◆ **DATASET EXTRACT**:
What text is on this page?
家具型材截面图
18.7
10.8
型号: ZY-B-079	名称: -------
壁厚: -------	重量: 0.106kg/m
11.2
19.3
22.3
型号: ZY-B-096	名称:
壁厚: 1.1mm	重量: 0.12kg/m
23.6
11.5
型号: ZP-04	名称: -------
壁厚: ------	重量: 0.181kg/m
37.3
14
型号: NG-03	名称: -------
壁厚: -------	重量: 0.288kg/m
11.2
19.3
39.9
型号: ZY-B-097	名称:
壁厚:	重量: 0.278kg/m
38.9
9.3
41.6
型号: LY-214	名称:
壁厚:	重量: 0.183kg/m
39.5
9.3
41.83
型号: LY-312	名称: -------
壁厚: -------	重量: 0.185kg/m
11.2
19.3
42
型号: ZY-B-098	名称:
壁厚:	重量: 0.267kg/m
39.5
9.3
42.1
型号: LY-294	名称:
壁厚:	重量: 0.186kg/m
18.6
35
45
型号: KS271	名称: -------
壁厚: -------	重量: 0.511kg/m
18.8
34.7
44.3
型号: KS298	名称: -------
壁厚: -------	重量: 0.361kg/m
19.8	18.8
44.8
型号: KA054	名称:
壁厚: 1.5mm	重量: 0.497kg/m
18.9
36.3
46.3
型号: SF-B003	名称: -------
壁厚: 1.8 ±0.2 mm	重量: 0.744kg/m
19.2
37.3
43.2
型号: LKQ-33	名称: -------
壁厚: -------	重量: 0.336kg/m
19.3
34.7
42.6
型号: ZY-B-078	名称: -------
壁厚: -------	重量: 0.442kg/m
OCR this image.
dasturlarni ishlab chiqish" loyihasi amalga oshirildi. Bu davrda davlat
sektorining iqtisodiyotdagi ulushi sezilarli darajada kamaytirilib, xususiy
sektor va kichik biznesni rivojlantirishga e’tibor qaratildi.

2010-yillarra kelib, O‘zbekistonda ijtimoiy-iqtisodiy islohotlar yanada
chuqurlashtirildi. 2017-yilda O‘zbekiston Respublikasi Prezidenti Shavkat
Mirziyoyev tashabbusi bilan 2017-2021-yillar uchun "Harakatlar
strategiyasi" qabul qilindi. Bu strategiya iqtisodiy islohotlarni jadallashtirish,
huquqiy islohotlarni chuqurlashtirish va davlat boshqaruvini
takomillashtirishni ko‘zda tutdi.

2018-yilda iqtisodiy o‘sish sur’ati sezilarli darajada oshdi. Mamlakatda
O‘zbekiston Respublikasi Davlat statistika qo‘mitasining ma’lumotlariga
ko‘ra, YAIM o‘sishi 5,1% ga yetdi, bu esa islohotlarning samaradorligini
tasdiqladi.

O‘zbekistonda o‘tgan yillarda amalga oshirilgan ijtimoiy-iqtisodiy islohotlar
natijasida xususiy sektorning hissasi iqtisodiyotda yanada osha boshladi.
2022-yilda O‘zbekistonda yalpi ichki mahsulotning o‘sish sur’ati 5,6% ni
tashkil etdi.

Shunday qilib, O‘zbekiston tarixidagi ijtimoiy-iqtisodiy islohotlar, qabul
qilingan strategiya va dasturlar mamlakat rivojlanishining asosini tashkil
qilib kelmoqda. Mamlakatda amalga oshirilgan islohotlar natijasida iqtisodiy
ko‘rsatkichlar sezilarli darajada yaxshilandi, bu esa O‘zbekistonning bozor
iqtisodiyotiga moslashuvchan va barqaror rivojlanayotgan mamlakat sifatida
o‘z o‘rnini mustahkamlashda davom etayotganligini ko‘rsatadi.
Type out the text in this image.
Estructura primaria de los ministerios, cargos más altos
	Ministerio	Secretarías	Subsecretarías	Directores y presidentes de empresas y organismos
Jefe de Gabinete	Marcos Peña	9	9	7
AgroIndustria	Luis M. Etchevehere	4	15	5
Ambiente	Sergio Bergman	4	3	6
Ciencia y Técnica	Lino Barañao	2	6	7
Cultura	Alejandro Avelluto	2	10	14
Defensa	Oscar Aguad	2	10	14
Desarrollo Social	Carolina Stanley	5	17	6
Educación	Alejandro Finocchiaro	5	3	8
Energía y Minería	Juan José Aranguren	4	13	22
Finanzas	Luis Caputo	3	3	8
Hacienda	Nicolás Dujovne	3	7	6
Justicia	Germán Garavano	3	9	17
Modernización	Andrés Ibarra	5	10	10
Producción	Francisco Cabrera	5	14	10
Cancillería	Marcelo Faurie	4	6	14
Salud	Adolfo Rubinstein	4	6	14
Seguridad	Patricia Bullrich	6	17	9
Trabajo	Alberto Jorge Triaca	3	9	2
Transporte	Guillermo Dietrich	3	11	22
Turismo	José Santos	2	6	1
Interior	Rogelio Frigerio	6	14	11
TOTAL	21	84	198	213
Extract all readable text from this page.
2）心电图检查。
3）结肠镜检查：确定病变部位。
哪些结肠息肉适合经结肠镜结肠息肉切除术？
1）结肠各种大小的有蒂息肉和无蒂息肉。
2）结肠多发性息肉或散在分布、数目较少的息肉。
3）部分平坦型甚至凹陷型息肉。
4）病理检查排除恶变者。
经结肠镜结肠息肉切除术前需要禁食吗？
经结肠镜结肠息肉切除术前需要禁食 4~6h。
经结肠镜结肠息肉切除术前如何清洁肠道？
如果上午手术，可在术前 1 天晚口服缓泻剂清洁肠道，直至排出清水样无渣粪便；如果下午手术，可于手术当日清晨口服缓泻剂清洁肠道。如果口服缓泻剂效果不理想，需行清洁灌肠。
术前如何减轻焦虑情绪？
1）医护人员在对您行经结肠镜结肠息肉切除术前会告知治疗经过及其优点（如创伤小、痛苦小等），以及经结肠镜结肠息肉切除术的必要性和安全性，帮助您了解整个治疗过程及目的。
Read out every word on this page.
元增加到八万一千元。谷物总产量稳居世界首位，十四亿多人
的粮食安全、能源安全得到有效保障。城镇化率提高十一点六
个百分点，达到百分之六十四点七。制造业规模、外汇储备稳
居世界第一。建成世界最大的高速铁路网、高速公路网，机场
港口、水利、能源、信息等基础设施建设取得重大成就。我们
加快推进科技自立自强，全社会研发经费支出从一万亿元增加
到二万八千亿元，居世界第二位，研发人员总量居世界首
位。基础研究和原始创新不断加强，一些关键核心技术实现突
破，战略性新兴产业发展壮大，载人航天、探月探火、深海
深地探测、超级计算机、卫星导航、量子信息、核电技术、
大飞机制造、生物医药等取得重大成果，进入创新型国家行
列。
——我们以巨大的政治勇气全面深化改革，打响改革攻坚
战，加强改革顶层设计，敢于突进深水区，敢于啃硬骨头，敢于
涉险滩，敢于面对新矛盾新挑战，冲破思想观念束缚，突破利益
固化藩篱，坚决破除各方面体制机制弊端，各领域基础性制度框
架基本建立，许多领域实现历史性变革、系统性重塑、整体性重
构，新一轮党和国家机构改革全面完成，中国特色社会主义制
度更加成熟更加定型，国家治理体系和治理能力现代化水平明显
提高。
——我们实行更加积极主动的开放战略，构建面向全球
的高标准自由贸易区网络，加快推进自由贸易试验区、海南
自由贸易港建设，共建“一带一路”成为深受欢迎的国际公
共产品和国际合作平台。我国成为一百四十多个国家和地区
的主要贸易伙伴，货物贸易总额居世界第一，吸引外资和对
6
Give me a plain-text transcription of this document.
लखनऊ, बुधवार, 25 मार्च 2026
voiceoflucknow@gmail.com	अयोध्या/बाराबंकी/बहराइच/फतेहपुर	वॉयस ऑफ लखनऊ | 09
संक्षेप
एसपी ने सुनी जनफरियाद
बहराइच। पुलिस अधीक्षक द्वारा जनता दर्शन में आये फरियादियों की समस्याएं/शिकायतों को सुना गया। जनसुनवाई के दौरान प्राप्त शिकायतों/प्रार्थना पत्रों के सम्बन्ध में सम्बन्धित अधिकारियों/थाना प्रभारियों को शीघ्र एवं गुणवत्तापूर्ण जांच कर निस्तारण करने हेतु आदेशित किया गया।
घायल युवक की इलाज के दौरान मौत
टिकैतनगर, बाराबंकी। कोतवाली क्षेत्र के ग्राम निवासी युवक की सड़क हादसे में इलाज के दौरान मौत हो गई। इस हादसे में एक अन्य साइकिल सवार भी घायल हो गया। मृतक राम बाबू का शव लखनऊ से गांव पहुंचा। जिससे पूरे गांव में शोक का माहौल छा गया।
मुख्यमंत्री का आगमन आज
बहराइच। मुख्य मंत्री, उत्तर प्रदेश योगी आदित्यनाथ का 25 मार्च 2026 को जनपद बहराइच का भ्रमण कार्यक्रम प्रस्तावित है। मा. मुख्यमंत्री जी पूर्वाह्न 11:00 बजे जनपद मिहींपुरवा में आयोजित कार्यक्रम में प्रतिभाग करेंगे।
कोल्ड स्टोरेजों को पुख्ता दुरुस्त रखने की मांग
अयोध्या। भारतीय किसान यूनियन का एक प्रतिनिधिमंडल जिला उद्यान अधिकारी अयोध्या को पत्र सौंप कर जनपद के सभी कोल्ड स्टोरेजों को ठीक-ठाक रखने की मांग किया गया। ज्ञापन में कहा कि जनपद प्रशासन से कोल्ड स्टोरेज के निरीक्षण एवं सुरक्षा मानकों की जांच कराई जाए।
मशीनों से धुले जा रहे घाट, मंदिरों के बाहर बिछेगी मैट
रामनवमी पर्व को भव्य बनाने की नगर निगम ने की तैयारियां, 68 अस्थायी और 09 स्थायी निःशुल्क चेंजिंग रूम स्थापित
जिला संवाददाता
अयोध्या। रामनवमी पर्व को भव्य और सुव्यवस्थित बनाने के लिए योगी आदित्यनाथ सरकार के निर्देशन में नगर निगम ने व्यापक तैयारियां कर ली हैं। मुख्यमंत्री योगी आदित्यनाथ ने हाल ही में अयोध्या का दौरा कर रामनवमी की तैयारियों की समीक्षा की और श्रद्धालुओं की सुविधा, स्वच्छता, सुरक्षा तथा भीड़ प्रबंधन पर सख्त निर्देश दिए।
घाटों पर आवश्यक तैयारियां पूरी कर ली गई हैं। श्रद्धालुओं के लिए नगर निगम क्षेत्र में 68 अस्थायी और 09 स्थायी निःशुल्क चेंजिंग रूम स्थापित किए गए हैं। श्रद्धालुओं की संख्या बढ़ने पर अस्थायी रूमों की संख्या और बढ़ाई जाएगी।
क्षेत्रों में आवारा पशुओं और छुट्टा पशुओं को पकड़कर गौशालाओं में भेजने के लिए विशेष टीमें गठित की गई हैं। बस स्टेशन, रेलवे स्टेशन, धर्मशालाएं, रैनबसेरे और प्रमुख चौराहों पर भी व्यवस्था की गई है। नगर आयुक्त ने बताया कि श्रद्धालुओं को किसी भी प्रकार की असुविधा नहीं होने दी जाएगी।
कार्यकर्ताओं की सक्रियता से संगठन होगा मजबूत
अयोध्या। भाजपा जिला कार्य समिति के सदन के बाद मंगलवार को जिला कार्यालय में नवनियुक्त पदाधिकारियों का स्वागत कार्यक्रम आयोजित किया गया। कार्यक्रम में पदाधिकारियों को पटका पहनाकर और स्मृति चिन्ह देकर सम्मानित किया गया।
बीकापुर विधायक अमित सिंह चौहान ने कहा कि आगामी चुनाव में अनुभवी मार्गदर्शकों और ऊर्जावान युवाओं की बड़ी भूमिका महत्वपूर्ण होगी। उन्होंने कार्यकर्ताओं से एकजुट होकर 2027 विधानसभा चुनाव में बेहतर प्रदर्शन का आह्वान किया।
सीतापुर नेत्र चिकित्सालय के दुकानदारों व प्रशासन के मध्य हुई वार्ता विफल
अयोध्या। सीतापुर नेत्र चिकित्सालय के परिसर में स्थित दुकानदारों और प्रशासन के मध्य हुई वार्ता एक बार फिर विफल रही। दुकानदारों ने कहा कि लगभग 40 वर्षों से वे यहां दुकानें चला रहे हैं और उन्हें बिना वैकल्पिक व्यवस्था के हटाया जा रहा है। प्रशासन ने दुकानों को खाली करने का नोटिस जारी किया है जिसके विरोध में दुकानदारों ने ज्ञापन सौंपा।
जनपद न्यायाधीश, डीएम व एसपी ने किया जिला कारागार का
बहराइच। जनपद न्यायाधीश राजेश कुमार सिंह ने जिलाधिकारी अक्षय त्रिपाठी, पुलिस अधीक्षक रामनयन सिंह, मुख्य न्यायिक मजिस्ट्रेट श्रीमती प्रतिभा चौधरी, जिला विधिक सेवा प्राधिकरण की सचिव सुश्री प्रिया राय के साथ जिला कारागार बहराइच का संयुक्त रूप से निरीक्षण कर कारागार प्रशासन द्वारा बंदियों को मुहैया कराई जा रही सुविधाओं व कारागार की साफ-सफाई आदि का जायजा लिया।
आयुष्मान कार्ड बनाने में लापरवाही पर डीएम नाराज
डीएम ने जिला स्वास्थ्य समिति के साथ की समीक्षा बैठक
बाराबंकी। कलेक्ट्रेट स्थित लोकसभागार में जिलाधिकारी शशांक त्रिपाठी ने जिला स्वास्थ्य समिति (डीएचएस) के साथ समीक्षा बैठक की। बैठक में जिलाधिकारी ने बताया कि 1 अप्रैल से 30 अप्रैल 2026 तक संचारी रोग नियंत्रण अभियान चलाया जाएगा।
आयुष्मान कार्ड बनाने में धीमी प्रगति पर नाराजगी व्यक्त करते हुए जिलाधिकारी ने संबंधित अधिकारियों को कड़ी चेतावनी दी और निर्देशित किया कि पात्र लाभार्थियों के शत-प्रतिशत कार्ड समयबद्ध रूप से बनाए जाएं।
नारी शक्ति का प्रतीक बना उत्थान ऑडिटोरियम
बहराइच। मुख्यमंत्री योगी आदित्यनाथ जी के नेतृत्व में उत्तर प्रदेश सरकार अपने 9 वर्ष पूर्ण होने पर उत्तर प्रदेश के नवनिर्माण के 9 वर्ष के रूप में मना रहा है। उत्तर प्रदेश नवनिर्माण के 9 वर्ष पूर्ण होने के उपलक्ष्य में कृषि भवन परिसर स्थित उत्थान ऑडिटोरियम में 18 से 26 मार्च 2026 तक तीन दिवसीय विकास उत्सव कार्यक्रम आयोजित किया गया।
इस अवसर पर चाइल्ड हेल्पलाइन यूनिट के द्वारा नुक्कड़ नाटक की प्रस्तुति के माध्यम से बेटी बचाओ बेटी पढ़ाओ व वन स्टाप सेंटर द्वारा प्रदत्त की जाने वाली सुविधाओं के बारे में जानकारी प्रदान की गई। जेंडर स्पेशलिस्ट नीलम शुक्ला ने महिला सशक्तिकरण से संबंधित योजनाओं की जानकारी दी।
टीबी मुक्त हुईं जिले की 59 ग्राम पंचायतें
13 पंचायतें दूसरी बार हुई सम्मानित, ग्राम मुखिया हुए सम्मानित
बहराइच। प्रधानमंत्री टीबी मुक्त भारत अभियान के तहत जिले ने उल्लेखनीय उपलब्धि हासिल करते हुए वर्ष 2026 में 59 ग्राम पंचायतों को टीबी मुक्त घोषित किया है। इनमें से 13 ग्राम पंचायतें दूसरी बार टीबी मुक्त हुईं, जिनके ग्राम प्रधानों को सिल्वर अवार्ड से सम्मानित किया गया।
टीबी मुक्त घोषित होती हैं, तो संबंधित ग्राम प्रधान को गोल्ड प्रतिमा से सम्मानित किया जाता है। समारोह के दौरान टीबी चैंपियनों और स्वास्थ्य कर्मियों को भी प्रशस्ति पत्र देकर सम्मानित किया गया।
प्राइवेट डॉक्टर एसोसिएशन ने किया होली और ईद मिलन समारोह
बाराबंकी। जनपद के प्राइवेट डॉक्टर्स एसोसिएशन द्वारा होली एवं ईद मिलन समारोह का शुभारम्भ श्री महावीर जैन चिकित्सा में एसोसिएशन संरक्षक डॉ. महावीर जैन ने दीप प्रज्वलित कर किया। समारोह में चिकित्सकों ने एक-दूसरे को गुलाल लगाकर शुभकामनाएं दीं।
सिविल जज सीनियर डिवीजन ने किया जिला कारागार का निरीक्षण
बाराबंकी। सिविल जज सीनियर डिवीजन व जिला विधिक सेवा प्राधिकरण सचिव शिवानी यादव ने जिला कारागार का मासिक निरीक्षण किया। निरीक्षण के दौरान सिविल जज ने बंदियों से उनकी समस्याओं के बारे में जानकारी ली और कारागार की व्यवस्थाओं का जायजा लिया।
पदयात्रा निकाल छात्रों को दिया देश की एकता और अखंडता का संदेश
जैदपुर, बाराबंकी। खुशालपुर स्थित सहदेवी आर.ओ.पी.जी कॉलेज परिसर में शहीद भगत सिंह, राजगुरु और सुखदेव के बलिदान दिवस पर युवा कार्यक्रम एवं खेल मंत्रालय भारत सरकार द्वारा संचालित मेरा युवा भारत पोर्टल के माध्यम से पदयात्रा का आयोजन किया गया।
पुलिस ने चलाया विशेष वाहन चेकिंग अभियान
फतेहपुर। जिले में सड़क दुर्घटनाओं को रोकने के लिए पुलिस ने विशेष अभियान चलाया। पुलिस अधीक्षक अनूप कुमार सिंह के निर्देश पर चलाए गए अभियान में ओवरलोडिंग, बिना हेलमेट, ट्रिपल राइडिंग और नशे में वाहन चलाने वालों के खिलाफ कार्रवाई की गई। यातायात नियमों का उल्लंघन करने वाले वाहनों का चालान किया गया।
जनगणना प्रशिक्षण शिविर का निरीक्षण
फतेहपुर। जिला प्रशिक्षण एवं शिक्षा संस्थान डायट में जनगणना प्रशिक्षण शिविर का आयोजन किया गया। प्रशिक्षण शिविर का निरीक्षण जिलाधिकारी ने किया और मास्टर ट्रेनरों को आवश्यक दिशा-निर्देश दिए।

◆ **STATED EXERCISE**: Gather from the records above every line containing the string "amalga".

◆ **FINISHED TASK**:
dasturlarni ishlab chiqish" loyihasi amalga oshirildi. Bu davrda davlat
O‘zbekistonda o‘tgan yillarda amalga oshirilgan ijtimoiy-iqtisodiy islohotlar
qilib kelmoqda. Mamlakatda amalga oshirilgan islohotlar natijasida iqtisodiy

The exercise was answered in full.